Problem details: Seek out every line containing the word "subtitle", and copy each.

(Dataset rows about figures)
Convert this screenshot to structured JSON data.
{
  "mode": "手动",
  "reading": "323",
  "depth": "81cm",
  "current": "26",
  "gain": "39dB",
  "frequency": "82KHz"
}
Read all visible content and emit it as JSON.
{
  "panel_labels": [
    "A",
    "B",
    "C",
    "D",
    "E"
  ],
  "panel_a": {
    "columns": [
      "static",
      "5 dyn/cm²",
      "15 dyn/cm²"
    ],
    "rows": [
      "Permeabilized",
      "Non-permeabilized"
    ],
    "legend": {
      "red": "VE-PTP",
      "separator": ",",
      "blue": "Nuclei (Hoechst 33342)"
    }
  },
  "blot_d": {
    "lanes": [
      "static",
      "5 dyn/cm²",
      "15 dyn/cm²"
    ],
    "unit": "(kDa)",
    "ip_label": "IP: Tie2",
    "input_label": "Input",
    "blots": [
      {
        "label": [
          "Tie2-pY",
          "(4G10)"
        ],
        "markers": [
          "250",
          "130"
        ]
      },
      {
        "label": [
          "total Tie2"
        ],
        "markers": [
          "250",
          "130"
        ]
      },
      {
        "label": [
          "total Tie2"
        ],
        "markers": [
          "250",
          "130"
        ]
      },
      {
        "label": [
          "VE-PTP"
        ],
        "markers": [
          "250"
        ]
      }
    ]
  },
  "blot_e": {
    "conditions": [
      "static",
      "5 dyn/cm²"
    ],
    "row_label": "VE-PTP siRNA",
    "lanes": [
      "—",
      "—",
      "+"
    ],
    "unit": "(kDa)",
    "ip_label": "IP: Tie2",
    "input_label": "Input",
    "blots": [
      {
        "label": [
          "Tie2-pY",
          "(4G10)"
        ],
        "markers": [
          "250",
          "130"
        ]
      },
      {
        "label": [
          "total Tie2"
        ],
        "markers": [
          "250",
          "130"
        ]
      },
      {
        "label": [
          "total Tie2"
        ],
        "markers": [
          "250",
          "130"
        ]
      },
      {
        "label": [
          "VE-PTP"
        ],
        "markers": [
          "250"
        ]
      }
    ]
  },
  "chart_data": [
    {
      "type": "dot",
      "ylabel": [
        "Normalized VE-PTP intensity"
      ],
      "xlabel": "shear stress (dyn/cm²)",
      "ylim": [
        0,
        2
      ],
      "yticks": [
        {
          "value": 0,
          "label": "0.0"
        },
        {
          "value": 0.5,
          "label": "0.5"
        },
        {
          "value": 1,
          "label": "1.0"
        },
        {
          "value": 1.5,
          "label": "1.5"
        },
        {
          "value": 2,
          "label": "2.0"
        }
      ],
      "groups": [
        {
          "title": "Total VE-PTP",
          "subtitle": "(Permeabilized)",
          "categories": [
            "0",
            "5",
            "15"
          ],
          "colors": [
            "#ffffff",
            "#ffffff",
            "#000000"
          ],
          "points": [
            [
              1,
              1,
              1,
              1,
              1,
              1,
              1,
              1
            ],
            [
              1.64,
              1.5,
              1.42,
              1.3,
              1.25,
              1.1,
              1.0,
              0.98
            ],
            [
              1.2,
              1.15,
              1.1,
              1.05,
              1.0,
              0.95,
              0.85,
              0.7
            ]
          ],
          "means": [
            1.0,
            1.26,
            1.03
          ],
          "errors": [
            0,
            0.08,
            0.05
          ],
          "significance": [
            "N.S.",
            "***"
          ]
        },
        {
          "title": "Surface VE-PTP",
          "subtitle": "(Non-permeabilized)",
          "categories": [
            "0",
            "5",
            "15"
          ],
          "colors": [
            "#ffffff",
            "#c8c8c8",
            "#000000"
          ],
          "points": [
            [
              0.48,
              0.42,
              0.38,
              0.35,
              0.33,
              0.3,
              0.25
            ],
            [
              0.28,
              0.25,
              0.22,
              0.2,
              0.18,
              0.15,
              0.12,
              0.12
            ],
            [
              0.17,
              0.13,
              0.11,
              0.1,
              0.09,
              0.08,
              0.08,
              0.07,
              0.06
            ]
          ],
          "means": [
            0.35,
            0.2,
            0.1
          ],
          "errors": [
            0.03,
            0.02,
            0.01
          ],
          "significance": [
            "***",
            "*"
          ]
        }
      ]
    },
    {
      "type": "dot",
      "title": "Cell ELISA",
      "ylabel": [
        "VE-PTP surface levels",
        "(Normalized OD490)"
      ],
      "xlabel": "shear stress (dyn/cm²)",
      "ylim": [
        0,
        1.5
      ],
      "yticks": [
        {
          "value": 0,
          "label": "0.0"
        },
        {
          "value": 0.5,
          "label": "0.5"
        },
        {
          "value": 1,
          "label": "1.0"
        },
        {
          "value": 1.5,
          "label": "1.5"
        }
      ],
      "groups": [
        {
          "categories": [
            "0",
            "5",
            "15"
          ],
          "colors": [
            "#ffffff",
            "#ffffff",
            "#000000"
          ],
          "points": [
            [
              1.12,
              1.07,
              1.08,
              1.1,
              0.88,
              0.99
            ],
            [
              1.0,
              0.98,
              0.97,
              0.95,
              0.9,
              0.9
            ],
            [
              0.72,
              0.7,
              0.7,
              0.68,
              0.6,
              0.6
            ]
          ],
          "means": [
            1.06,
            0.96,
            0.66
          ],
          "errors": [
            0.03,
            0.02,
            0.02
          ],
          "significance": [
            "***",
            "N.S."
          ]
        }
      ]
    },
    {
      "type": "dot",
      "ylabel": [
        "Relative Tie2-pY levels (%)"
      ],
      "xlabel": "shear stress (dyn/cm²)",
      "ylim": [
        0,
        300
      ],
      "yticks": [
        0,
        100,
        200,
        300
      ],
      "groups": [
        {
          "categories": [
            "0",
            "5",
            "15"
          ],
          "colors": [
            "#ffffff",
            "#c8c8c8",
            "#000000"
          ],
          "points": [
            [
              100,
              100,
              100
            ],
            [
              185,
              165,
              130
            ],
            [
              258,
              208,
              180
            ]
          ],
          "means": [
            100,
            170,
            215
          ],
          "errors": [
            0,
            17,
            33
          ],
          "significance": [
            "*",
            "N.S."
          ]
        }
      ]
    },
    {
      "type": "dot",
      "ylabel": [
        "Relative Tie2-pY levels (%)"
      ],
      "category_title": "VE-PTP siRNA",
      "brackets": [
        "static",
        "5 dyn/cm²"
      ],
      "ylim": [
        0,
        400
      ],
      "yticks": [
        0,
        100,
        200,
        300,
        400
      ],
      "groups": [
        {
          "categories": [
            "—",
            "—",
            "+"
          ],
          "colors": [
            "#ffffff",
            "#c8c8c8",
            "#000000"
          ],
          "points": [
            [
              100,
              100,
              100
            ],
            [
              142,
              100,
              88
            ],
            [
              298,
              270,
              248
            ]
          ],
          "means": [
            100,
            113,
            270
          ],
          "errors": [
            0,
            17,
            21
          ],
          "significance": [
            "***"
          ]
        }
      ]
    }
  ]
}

The result:
          "subtitle": "(Permeabilized)",
          "subtitle": "(Non-permeabilized)",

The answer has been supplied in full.